===== SUPPLIED DATA

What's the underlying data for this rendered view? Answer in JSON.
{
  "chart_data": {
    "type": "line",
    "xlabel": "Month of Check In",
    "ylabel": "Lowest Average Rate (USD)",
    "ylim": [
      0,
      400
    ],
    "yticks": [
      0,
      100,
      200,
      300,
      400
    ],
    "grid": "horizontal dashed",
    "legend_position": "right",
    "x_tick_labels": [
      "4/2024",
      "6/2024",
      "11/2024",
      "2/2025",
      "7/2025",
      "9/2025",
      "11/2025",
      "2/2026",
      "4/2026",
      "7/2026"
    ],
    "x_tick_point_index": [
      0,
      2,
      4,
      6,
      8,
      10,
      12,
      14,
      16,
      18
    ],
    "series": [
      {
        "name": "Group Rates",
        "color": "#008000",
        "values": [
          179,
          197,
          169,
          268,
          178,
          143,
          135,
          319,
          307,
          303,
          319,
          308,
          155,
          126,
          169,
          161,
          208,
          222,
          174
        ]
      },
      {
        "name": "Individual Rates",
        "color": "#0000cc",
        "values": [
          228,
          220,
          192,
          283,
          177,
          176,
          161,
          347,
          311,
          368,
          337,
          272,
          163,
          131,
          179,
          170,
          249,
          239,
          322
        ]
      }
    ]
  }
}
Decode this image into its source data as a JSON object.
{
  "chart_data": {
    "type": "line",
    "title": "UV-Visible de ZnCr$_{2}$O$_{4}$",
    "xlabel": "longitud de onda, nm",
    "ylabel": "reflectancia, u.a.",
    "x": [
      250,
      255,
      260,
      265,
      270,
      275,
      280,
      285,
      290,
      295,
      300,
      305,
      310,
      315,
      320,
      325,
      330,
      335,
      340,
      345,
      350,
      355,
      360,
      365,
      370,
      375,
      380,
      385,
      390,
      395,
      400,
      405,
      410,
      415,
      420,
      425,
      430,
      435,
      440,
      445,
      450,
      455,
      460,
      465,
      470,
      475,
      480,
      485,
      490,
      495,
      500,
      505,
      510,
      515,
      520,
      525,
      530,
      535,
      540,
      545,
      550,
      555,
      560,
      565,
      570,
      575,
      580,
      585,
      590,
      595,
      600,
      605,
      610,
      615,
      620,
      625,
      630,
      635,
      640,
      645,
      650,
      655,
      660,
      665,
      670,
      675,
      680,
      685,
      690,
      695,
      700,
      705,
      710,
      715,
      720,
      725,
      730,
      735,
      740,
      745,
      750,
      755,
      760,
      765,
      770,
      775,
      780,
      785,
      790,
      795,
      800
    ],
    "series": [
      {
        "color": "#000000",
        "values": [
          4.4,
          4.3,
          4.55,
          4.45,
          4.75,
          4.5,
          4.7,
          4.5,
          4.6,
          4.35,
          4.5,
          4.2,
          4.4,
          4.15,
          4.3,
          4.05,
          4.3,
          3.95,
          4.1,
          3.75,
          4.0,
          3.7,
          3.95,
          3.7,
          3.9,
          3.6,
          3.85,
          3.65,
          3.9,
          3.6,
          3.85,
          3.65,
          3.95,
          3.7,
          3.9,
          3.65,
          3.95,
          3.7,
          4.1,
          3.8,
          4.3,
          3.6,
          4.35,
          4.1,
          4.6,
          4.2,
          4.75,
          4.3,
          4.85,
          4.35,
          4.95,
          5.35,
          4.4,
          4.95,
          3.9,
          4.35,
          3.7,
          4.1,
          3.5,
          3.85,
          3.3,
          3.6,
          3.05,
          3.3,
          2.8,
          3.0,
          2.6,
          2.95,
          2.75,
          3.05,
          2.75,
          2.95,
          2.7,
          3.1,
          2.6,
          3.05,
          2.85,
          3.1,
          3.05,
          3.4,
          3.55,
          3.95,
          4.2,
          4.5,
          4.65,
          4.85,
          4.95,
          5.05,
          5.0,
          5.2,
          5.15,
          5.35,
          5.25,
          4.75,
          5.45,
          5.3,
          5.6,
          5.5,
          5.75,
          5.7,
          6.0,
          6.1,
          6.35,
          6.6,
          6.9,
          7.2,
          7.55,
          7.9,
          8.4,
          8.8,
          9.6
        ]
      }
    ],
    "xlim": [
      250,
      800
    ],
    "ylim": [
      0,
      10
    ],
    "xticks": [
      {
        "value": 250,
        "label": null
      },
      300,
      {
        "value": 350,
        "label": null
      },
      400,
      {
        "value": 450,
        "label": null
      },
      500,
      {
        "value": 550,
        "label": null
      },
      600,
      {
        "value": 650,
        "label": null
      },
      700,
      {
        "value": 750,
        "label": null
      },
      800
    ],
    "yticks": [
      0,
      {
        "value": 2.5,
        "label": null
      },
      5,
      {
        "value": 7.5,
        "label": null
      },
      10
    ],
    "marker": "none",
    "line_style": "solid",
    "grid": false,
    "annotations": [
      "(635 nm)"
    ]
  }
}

==========

Repeat the listing above without any change.

What's the underlying data for this rendered view? Answer in JSON.
{
  "chart_data": {
    "type": "line",
    "xlabel": "Month of Check In",
    "ylabel": "Lowest Average Rate (USD)",
    "ylim": [
      0,
      400
    ],
    "yticks": [
      0,
      100,
      200,
      300,
      400
    ],
    "grid": "horizontal dashed",
    "legend_position": "right",
    "x_tick_labels": [
      "4/2024",
      "6/2024",
      "11/2024",
      "2/2025",
      "7/2025",
      "9/2025",
      "11/2025",
      "2/2026",
      "4/2026",
      "7/2026"
    ],
    "x_tick_point_index": [
      0,
      2,
      4,
      6,
      8,
      10,
      12,
      14,
      16,
      18
    ],
    "series": [
      {
        "name": "Group Rates",
        "color": "#008000",
        "values": [
          179,
          197,
          169,
          268,
          178,
          143,
          135,
          319,
          307,
          303,
          319,
          308,
          155,
          126,
          169,
          161,
          208,
          222,
          174
        ]
      },
      {
        "name": "Individual Rates",
        "color": "#0000cc",
        "values": [
          228,
          220,
          192,
          283,
          177,
          176,
          161,
          347,
          311,
          368,
          337,
          272,
          163,
          131,
          179,
          170,
          249,
          239,
          322
        ]
      }
    ]
  }
}
Decode this image into its source data as a JSON object.
{
  "chart_data": {
    "type": "line",
    "title": "UV-Visible de ZnCr$_{2}$O$_{4}$",
    "xlabel": "longitud de onda, nm",
    "ylabel": "reflectancia, u.a.",
    "x": [
      250,
      255,
      260,
      265,
      270,
      275,
      280,
      285,
      290,
      295,
      300,
      305,
      310,
      315,
      320,
      325,
      330,
      335,
      340,
      345,
      350,
      355,
      360,
      365,
      370,
      375,
      380,
      385,
      390,
      395,
      400,
      405,
      410,
      415,
      420,
      425,
      430,
      435,
      440,
      445,
      450,
      455,
      460,
      465,
      470,
      475,
      480,
      485,
      490,
      495,
      500,
      505,
      510,
      515,
      520,
      525,
      530,
      535,
      540,
      545,
      550,
      555,
      560,
      565,
      570,
      575,
      580,
      585,
      590,
      595,
      600,
      605,
      610,
      615,
      620,
      625,
      630,
      635,
      640,
      645,
      650,
      655,
      660,
      665,
      670,
      675,
      680,
      685,
      690,
      695,
      700,
      705,
      710,
      715,
      720,
      725,
      730,
      735,
      740,
      745,
      750,
      755,
      760,
      765,
      770,
      775,
      780,
      785,
      790,
      795,
      800
    ],
    "series": [
      {
        "color": "#000000",
        "values": [
          4.4,
          4.3,
          4.55,
          4.45,
          4.75,
          4.5,
          4.7,
          4.5,
          4.6,
          4.35,
          4.5,
          4.2,
          4.4,
          4.15,
          4.3,
          4.05,
          4.3,
          3.95,
          4.1,
          3.75,
          4.0,
          3.7,
          3.95,
          3.7,
          3.9,
          3.6,
          3.85,
          3.65,
          3.9,
          3.6,
          3.85,
          3.65,
          3.95,
          3.7,
          3.9,
          3.65,
          3.95,
          3.7,
          4.1,
          3.8,
          4.3,
          3.6,
          4.35,
          4.1,
          4.6,
          4.2,
          4.75,
          4.3,
          4.85,
          4.35,
          4.95,
          5.35,
          4.4,
          4.95,
          3.9,
          4.35,
          3.7,
          4.1,
          3.5,
          3.85,
          3.3,
          3.6,
          3.05,
          3.3,
          2.8,
          3.0,
          2.6,
          2.95,
          2.75,
          3.05,
          2.75,
          2.95,
          2.7,
          3.1,
          2.6,
          3.05,
          2.85,
          3.1,
          3.05,
          3.4,
          3.55,
          3.95,
          4.2,
          4.5,
          4.65,
          4.85,
          4.95,
          5.05,
          5.0,
          5.2,
          5.15,
          5.35,
          5.25,
          4.75,
          5.45,
          5.3,
          5.6,
          5.5,
          5.75,
          5.7,
          6.0,
          6.1,
          6.35,
          6.6,
          6.9,
          7.2,
          7.55,
          7.9,
          8.4,
          8.8,
          9.6
        ]
      }
    ],
    "xlim": [
      250,
      800
    ],
    "ylim": [
      0,
      10
    ],
    "xticks": [
      {
        "value": 250,
        "label": null
      },
      300,
      {
        "value": 350,
        "label": null
      },
      400,
      {
        "value": 450,
        "label": null
      },
      500,
      {
        "value": 550,
        "label": null
      },
      600,
      {
        "value": 650,
        "label": null
      },
      700,
      {
        "value": 750,
        "label": null
      },
      800
    ],
    "yticks": [
      0,
      {
        "value": 2.5,
        "label": null
      },
      5,
      {
        "value": 7.5,
        "label": null
      },
      10
    ],
    "marker": "none",
    "line_style": "solid",
    "grid": false,
    "annotations": [
      "(635 nm)"
    ]
  }
}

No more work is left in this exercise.